-- Provided records --
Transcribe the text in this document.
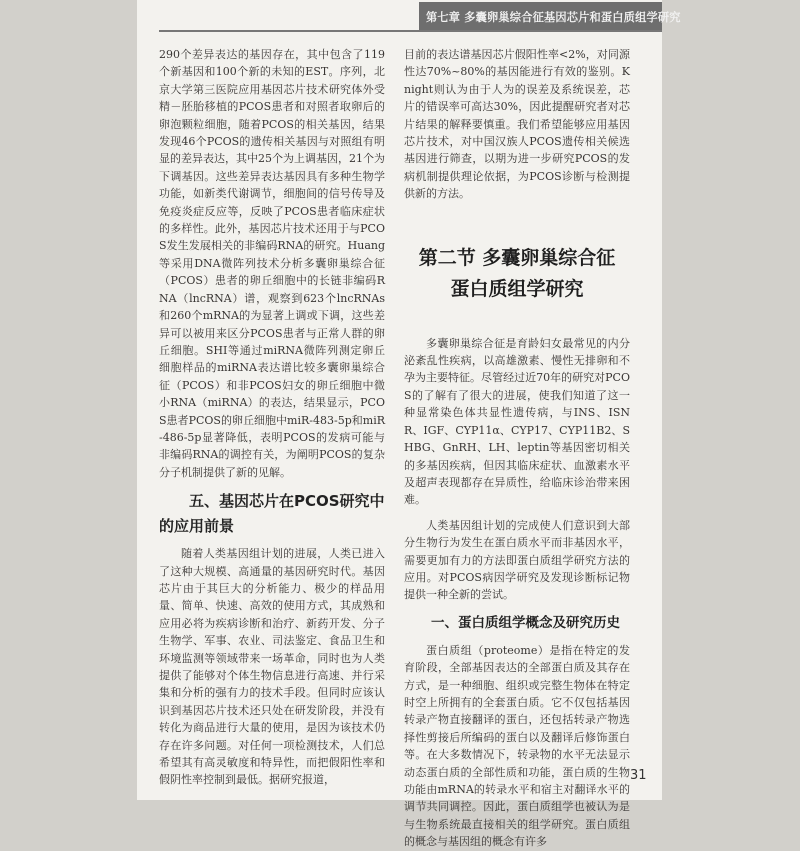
第七章 多囊卵巢综合征基因芯片和蛋白质组学研究

290个差异表达的基因存在，其中包含了119个新基因和100个新的未知的EST。序列，北京大学第三医院应用基因芯片技术研究体外受精－胚胎移植的PCOS患者和对照者取卵后的卵泡颗粒细胞，随着PCOS的相关基因，结果发现46个PCOS的遗传相关基因与对照组有明显的差异表达，其中25个为上调基因，21个为下调基因。这些差异表达基因具有多种生物学功能，如新类代谢调节，细胞间的信号传导及免疫炎症反应等，反映了PCOS患者临床症状的多样性。此外，基因芯片技术还用于与PCOS发生发展相关的非编码RNA的研究。Huang等采用DNA微阵列技术分析多囊卵巢综合征（PCOS）患者的卵丘细胞中的长链非编码RNA（lncRNA）谱，观察到623个lncRNAs和260个mRNA的为显著上调或下调，这些差异可以被用来区分PCOS患者与正常人群的卵丘细胞。SHI等通过miRNA微阵列测定卵丘细胞样品的miRNA表达谱比较多囊卵巢综合征（PCOS）和非PCOS妇女的卵丘细胞中微小RNA（miRNA）的表达，结果显示，PCOS患者PCOS的卵丘细胞中miR-483-5p和miR-486-5p显著降低，表明PCOS的发病可能与非编码RNA的调控有关，为阐明PCOS的复杂分子机制提供了新的见解。

五、基因芯片在PCOS研究中的应用前景

随着人类基因组计划的进展，人类已进入了这种大规模、高通量的基因研究时代。基因芯片由于其巨大的分析能力、极少的样品用量、简单、快速、高效的使用方式，其成熟和应用必将为疾病诊断和治疗、新药开发、分子生物学、军事、农业、司法鉴定、食品卫生和环境监测等领域带来一场革命，同时也为人类提供了能够对个体生物信息进行高速、并行采集和分析的强有力的技术手段。但同时应该认识到基因芯片技术还只处在研发阶段，并没有转化为商品进行大量的使用，是因为该技术仍存在许多问题。对任何一项检测技术，人们总希望其有高灵敏度和特异性，而把假阳性率和假阴性率控制到最低。据研究报道，

目前的表达谱基因芯片假阳性率<2%，对同源性达70%~80%的基因能进行有效的鉴别。Knight则认为由于人为的误差及系统误差，芯片的错误率可高达30%，因此提醒研究者对芯片结果的解释要慎重。我们希望能够应用基因芯片技术，对中国汉族人PCOS遗传相关候选基因进行筛查，以期为进一步研究PCOS的发病机制提供理论依据，为PCOS诊断与检测提供新的方法。

第二节 多囊卵巢综合征
蛋白质组学研究

多囊卵巢综合征是育龄妇女最常见的内分泌紊乱性疾病，以高雄激素、慢性无排卵和不孕为主要特征。尽管经过近70年的研究对PCOS的了解有了很大的进展，使我们知道了这一种显常染色体共显性遗传病，与INS、ISNR、IGF、CYP11α、CYP17、CYP11B2、SHBG、GnRH、LH、leptin等基因密切相关的多基因疾病，但因其临床症状、血激素水平及超声表现都存在异质性，给临床诊治带来困难。

人类基因组计划的完成使人们意识到大部分生物行为发生在蛋白质水平而非基因水平，需要更加有力的方法即蛋白质组学研究方法的应用。对PCOS病因学研究及发现诊断标记物提供一种全新的尝试。

一、蛋白质组学概念及研究历史

蛋白质组（proteome）是指在特定的发育阶段，全部基因表达的全部蛋白质及其存在方式，是一种细胞、组织或完整生物体在特定时空上所拥有的全套蛋白质。它不仅包括基因转录产物直接翻译的蛋白，还包括转录产物选择性剪接后所编码的蛋白以及翻译后修饰蛋白等。在大多数情况下，转录物的水平无法显示动态蛋白质的全部性质和功能，蛋白质的生物功能由mRNA的转录水平和宿主对翻译水平的调节共同调控。因此，蛋白质组学也被认为是与生物系统最直接相关的组学研究。蛋白质组的概念与基因组的概念有许多

31
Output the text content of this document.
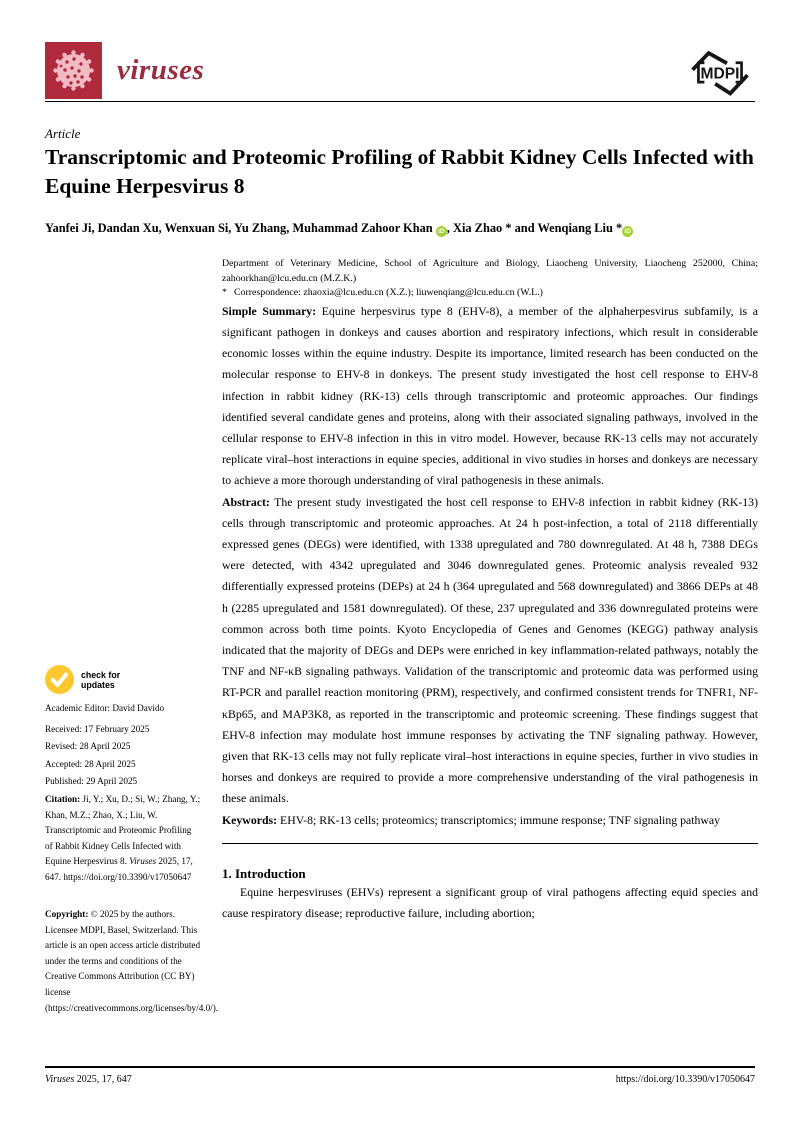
viruses	MDPI
Article
Transcriptomic and Proteomic Profiling of Rabbit Kidney Cells Infected with Equine Herpesvirus 8
Yanfei Ji, Dandan Xu, Wenxuan Si, Yu Zhang, Muhammad Zahoor Khan iD , Xia Zhao * and Wenqiang Liu * iD
Department of Veterinary Medicine, School of Agriculture and Biology, Liaocheng University, Liaocheng 252000, China; zahoorkhan@lcu.edu.cn (M.Z.K.)
* Correspondence: zhaoxia@lcu.edu.cn (X.Z.); liuwenqiang@lcu.edu.cn (W.L.)

Simple Summary: Equine herpesvirus type 8 (EHV-8), a member of the alphaherpesvirus subfamily, is a significant pathogen in donkeys and causes abortion and respiratory infections, which result in considerable economic losses within the equine industry. Despite its importance, limited research has been conducted on the molecular response to EHV-8 in donkeys. The present study investigated the host cell response to EHV-8 infection in rabbit kidney (RK-13) cells through transcriptomic and proteomic approaches. Our findings identified several candidate genes and proteins, along with their associated signaling pathways, involved in the cellular response to EHV-8 infection in this in vitro model. However, because RK-13 cells may not accurately replicate viral–host interactions in equine species, additional in vivo studies in horses and donkeys are necessary to achieve a more thorough understanding of viral pathogenesis in these animals.

Abstract: The present study investigated the host cell response to EHV-8 infection in rabbit kidney (RK-13) cells through transcriptomic and proteomic approaches. At 24 h post-infection, a total of 2118 differentially expressed genes (DEGs) were identified, with 1338 upregulated and 780 downregulated. At 48 h, 7388 DEGs were detected, with 4342 upregulated and 3046 downregulated genes. Proteomic analysis revealed 932 differentially expressed proteins (DEPs) at 24 h (364 upregulated and 568 downregulated) and 3866 DEPs at 48 h (2285 upregulated and 1581 downregulated). Of these, 237 upregulated and 336 downregulated proteins were common across both time points. Kyoto Encyclopedia of Genes and Genomes (KEGG) pathway analysis indicated that the majority of DEGs and DEPs were enriched in key inflammation-related pathways, notably the TNF and NF-κB signaling pathways. Validation of the transcriptomic and proteomic data was performed using RT-PCR and parallel reaction monitoring (PRM), respectively, and confirmed consistent trends for TNFR1, NF-κBp65, and MAP3K8, as reported in the transcriptomic and proteomic screening. These findings suggest that EHV-8 infection may modulate host immune responses by activating the TNF signaling pathway. However, given that RK-13 cells may not fully replicate viral–host interactions in equine species, further in vivo studies in horses and donkeys are required to provide a more comprehensive understanding of the viral pathogenesis in these animals.

Keywords: EHV-8; RK-13 cells; proteomics; transcriptomics; immune response; TNF signaling pathway

1. Introduction

Equine herpesviruses (EHVs) represent a significant group of viral pathogens affecting equid species and cause respiratory disease; reproductive failure, including abortion;

check for
updates
Academic Editor: David Davido
Received: 17 February 2025
Revised: 28 April 2025
Accepted: 28 April 2025
Published: 29 April 2025
Citation: Ji, Y.; Xu, D.; Si, W.; Zhang, Y.; Khan, M.Z.; Zhao, X.; Liu, W. Transcriptomic and Proteomic Profiling of Rabbit Kidney Cells Infected with Equine Herpesvirus 8. Viruses 2025, 17, 647. https://doi.org/10.3390/v17050647
Copyright: © 2025 by the authors. Licensee MDPI, Basel, Switzerland. This article is an open access article distributed under the terms and conditions of the Creative Commons Attribution (CC BY) license (https://creativecommons.org/licenses/by/4.0/).
Viruses 2025, 17, 647	https://doi.org/10.3390/v17050647
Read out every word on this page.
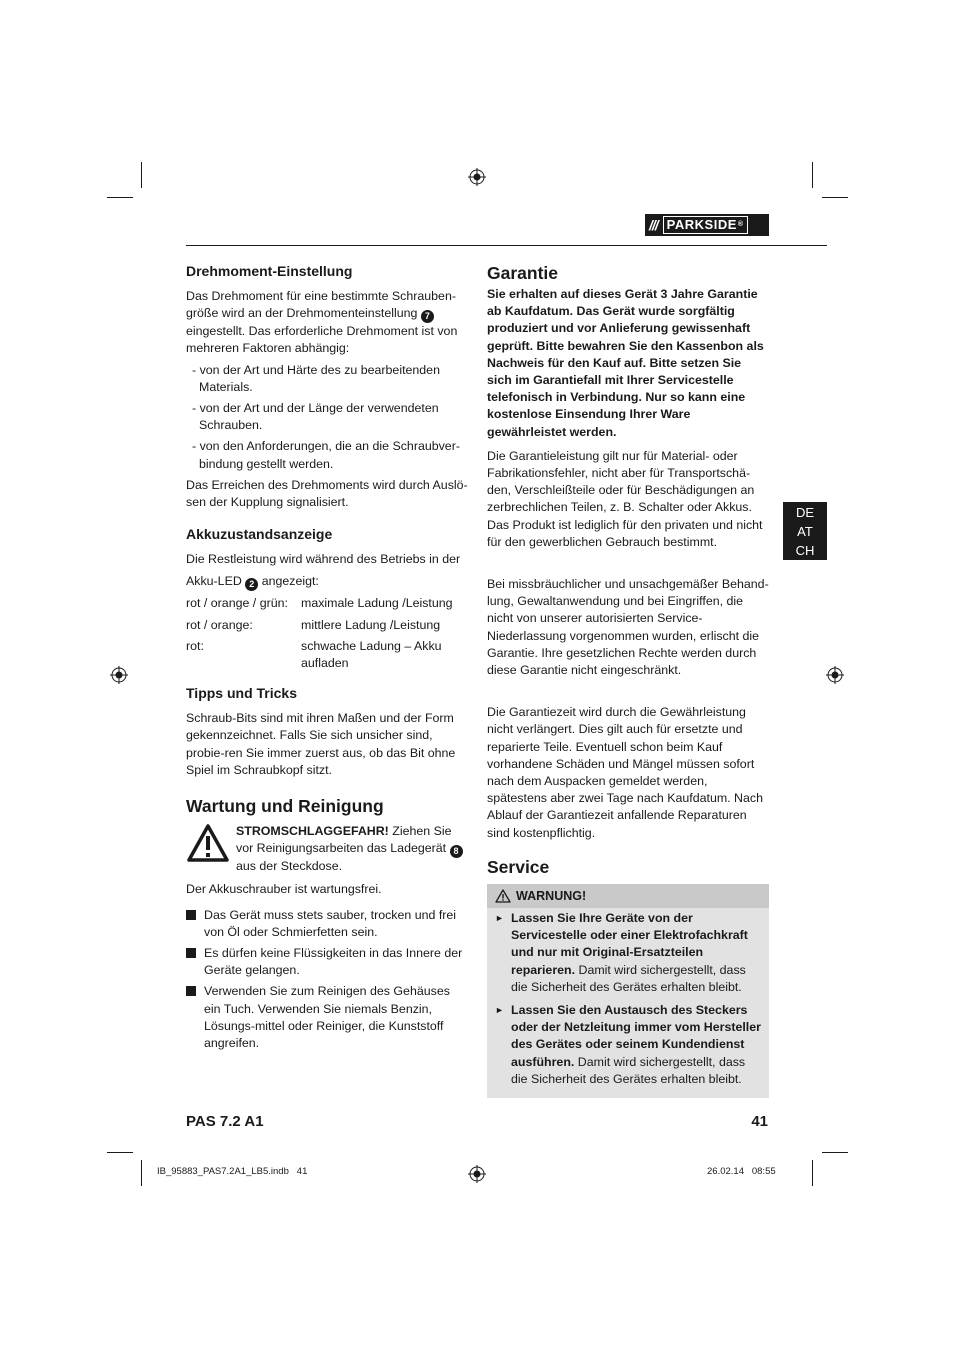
/// PARKSIDE®
DE
AT
CH
Drehmoment-Einstellung

Das Drehmoment für eine bestimmte Schrauben-größe wird an der Drehmomenteinstellung 7 eingestellt. Das erforderliche Drehmoment ist von mehreren Faktoren abhängig:

- von der Art und Härte des zu bearbeitenden Materials.

- von der Art und der Länge der verwendeten Schrauben.

- von den Anforderungen, die an die Schraubver-bindung gestellt werden.

Das Erreichen des Drehmoments wird durch Auslö-sen der Kupplung signalisiert.

Akkuzustandsanzeige

Die Restleistung wird während des Betriebs in der

Akku-LED 2 angezeigt:

rot / orange / grün:	maximale Ladung /Leistung
rot / orange:	mittlere Ladung /Leistung
rot:	schwache Ladung – Akku aufladen
Tipps und Tricks

Schraub-Bits sind mit ihren Maßen und der Form gekennzeichnet. Falls Sie sich unsicher sind, probie-ren Sie immer zuerst aus, ob das Bit ohne Spiel im Schraubkopf sitzt.

Wartung und Reinigung
STROMSCHLAGGEFAHR! Ziehen Sie vor Reinigungsarbeiten das Ladegerät 8 aus der Steckdose.

Der Akkuschrauber ist wartungsfrei.

Das Gerät muss stets sauber, trocken und frei von Öl oder Schmierfetten sein.
Es dürfen keine Flüssigkeiten in das Innere der Geräte gelangen.
Verwenden Sie zum Reinigen des Gehäuses ein Tuch. Verwenden Sie niemals Benzin, Lösungs-mittel oder Reiniger, die Kunststoff angreifen.
Garantie

Sie erhalten auf dieses Gerät 3 Jahre Garantie ab Kaufdatum. Das Gerät wurde sorgfältig produziert und vor Anlieferung gewissenhaft geprüft. Bitte bewahren Sie den Kassenbon als Nachweis für den Kauf auf. Bitte setzen Sie sich im Garantiefall mit Ihrer Servicestelle telefonisch in Verbindung. Nur so kann eine kostenlose Einsendung Ihrer Ware gewährleistet werden.

Die Garantieleistung gilt nur für Material- oder Fabrikationsfehler, nicht aber für Transportschä-den, Verschleißteile oder für Beschädigungen an zerbrechlichen Teilen, z. B. Schalter oder Akkus. Das Produkt ist lediglich für den privaten und nicht für den gewerblichen Gebrauch bestimmt.

Bei missbräuchlicher und unsachgemäßer Behand-lung, Gewaltanwendung und bei Eingriffen, die nicht von unserer autorisierten Service-Niederlassung vorgenommen wurden, erlischt die Garantie. Ihre gesetzlichen Rechte werden durch diese Garantie nicht eingeschränkt.

Die Garantiezeit wird durch die Gewährleistung nicht verlängert. Dies gilt auch für ersetzte und reparierte Teile. Eventuell schon beim Kauf vorhandene Schäden und Mängel müssen sofort nach dem Auspacken gemeldet werden, spätestens aber zwei Tage nach Kaufdatum. Nach Ablauf der Garantiezeit anfallende Reparaturen sind kostenpflichtig.

Service
WARNUNG!
► Lassen Sie Ihre Geräte von der Servicestelle oder einer Elektrofachkraft und nur mit Original-Ersatzteilen reparieren. Damit wird sichergestellt, dass die Sicherheit des Gerätes erhalten bleibt.
► Lassen Sie den Austausch des Steckers oder der Netzleitung immer vom Hersteller des Gerätes oder seinem Kundendienst ausführen. Damit wird sichergestellt, dass die Sicherheit des Gerätes erhalten bleibt.
PAS 7.2 A1	41
IB_95883_PAS7.2A1_LB5.indb   41	26.02.14   08:55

-- What is expected --
Scan the listing above. Collect all lines with the word "orange".

-- Solved problem --
rot / orange / grün:	maximale Ladung /Leistung
rot / orange:	mittlere Ladung /Leistung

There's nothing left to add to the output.